**** DATA PROVIDED ****

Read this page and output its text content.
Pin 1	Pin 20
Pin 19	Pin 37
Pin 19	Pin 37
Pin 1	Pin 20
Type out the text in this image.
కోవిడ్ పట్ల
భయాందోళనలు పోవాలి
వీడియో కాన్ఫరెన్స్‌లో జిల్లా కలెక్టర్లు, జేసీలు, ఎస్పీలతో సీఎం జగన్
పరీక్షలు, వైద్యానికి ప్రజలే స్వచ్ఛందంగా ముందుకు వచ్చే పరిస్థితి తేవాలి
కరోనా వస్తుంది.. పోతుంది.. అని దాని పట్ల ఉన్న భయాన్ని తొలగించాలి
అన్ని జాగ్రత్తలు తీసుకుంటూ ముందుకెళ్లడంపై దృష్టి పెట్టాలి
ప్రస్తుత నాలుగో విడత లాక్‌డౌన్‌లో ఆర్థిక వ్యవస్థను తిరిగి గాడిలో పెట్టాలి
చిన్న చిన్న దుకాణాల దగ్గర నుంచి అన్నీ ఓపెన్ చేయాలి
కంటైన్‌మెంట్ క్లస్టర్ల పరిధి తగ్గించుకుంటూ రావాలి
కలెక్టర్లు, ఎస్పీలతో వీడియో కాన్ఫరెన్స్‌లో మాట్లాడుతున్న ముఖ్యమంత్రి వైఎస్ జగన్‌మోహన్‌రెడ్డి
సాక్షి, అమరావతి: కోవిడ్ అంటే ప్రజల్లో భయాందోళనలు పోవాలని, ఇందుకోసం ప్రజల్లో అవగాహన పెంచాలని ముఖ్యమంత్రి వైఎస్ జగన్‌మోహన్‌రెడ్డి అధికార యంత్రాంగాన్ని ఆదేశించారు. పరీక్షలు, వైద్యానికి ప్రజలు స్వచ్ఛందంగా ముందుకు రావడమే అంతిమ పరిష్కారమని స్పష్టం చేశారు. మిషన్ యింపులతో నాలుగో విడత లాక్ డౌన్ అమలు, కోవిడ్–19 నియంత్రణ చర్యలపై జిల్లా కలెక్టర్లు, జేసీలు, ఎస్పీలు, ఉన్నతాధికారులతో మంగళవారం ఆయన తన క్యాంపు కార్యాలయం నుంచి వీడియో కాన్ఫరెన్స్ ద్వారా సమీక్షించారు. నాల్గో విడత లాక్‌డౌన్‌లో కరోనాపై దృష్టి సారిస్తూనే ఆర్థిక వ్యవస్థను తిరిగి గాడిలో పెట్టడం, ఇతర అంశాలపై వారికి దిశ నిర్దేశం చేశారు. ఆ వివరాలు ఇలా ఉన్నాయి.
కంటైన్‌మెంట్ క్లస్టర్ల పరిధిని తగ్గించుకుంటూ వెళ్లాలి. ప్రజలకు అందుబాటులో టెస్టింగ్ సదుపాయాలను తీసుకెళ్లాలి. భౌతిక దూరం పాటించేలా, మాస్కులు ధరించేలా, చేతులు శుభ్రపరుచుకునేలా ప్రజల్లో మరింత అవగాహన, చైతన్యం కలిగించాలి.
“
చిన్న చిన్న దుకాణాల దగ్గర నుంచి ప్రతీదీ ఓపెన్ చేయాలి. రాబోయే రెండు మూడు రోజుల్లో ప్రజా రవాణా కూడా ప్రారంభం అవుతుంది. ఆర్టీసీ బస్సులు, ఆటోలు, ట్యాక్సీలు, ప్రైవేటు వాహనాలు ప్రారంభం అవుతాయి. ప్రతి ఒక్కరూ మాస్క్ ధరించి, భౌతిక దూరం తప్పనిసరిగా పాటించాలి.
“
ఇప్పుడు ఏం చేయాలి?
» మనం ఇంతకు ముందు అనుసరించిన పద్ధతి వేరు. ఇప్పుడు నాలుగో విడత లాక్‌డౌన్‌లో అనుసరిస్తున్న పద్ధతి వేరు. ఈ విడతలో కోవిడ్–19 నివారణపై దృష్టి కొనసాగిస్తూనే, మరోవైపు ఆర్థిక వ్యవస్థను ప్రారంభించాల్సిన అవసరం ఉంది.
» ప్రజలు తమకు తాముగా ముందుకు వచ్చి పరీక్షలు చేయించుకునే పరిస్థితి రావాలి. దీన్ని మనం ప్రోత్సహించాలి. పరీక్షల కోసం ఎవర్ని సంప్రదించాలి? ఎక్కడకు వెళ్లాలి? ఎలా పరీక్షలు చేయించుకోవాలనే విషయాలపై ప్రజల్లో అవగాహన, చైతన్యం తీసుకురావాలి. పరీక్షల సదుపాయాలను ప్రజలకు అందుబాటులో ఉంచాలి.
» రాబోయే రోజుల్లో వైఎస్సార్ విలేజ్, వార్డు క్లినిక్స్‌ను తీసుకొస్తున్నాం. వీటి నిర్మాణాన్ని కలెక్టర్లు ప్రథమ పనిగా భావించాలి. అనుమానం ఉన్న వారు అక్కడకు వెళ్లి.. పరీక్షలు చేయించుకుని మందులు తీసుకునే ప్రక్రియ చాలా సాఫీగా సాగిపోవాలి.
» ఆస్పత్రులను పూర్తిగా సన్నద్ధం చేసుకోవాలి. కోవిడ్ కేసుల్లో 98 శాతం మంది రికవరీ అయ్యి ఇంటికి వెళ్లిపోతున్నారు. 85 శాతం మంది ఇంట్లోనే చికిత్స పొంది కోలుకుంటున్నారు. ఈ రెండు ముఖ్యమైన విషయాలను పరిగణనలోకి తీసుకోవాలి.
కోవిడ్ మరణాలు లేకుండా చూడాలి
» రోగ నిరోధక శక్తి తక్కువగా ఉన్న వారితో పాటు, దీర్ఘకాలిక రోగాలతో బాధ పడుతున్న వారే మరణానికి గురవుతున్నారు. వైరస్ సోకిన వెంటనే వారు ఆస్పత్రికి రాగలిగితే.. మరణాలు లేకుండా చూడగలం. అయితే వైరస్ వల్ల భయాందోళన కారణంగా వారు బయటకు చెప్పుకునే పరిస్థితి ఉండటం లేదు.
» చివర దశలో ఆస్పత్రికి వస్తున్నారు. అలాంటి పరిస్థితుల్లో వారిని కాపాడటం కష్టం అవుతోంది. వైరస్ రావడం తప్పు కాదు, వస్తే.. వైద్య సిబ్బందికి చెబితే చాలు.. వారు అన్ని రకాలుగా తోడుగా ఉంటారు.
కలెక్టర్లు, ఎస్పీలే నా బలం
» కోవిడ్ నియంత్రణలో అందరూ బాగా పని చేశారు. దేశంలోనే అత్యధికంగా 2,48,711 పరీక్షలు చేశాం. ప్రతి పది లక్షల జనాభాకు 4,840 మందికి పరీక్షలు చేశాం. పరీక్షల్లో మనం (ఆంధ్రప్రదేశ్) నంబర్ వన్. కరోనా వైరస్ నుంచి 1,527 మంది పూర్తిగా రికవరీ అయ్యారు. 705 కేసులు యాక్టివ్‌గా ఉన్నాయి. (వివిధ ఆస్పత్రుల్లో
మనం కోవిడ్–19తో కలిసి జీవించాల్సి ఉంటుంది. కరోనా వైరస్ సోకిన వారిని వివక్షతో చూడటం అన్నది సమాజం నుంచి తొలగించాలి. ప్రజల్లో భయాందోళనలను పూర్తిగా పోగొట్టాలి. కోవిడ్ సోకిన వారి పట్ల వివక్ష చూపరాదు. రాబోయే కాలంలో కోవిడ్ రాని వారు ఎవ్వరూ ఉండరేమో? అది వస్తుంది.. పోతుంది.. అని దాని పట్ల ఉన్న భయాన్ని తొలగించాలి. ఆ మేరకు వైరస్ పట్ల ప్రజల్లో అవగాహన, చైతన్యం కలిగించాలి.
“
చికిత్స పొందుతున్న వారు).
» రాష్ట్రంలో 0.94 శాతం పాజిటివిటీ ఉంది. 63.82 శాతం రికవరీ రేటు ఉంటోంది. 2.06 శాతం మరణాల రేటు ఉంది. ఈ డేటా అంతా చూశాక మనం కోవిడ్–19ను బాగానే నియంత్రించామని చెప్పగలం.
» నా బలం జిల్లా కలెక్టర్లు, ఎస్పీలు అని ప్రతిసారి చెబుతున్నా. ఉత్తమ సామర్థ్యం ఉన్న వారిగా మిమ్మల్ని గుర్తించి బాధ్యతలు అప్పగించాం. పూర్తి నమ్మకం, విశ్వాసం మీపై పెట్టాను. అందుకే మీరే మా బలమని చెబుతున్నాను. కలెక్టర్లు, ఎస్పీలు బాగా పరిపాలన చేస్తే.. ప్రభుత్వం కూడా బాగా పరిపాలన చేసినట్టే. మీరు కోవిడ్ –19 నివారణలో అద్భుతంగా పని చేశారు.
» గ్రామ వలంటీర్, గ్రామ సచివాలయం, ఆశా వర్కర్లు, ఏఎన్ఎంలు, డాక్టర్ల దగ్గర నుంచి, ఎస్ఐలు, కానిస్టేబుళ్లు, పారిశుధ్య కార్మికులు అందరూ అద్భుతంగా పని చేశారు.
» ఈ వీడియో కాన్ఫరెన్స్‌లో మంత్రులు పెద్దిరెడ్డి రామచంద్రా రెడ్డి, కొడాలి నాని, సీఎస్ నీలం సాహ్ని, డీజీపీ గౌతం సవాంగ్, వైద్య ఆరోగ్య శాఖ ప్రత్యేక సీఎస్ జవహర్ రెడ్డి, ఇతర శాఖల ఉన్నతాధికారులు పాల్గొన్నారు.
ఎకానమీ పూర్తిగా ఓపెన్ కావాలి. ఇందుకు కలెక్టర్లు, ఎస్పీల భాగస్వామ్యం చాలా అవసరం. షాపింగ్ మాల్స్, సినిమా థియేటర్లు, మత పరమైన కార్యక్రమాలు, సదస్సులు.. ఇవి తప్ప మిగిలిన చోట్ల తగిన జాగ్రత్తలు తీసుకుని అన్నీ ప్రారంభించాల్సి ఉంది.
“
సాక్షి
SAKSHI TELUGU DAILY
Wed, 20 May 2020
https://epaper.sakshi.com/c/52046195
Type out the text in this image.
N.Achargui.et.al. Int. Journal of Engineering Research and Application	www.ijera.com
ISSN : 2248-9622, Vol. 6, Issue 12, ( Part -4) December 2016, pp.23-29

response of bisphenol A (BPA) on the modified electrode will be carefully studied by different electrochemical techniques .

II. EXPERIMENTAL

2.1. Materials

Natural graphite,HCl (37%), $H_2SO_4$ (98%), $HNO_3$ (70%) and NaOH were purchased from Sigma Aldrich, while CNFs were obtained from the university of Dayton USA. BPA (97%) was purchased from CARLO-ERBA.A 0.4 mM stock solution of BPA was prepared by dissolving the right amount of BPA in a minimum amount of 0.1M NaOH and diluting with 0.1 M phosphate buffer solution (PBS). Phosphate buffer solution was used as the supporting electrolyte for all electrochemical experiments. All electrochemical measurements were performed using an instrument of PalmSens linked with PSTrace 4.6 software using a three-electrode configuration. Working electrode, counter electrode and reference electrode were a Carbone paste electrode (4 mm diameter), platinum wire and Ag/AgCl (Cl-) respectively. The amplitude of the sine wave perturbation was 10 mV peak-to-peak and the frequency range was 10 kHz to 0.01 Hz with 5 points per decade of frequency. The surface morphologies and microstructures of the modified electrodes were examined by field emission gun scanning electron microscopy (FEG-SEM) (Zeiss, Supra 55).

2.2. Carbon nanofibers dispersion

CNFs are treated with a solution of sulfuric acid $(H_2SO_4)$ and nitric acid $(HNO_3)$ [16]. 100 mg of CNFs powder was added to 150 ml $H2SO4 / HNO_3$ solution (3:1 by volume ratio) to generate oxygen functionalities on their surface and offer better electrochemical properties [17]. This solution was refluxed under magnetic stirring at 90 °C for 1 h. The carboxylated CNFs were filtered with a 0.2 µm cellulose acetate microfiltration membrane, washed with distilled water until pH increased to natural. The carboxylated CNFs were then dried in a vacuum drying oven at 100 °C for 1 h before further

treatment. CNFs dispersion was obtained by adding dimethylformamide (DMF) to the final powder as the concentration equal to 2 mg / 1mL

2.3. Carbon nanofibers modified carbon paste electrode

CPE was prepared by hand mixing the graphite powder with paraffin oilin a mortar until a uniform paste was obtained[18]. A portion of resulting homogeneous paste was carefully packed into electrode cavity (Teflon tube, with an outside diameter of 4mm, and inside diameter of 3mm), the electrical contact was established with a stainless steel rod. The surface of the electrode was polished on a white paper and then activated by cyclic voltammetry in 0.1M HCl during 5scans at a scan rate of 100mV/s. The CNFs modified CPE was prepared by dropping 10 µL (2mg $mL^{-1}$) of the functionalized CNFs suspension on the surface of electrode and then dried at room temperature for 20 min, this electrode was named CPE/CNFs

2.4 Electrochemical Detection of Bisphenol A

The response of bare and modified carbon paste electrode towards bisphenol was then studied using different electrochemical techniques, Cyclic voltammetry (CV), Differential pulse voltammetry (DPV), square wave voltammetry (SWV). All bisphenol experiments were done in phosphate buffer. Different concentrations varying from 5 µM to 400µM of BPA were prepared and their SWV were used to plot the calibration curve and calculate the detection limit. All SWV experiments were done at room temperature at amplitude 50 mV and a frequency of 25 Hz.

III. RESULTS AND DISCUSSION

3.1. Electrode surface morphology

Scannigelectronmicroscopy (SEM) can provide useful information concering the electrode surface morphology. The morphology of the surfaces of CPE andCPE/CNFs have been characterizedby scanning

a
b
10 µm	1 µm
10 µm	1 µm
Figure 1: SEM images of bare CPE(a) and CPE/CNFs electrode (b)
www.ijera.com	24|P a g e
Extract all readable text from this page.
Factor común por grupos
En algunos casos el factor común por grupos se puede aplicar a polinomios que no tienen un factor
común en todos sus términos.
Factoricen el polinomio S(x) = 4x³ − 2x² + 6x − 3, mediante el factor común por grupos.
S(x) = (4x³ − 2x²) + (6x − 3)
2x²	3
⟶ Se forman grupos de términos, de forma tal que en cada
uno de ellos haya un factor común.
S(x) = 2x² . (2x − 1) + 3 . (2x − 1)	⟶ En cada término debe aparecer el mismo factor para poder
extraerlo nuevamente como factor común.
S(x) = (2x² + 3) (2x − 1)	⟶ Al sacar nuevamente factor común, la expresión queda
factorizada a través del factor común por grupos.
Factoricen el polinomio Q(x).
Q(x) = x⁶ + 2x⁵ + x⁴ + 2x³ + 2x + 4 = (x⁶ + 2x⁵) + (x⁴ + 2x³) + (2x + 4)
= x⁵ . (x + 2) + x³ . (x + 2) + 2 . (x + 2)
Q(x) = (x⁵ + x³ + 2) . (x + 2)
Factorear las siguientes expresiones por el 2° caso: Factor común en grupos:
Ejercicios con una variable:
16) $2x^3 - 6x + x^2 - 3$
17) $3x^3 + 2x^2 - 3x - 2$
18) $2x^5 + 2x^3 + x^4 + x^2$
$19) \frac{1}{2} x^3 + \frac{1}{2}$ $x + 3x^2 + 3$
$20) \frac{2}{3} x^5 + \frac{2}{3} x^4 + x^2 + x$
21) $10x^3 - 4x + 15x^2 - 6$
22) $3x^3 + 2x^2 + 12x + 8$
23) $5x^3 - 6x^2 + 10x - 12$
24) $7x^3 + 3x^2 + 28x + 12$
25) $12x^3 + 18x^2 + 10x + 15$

****

▶ _TASK REQUIREMENTS_
Every line that holds the string "frac" should be returned.

▶ _COMPLETED TASK_
$19) \frac{1}{2} x^3 + \frac{1}{2}$ $x + 3x^2 + 3$
$20) \frac{2}{3} x^5 + \frac{2}{3} x^4 + x^2 + x$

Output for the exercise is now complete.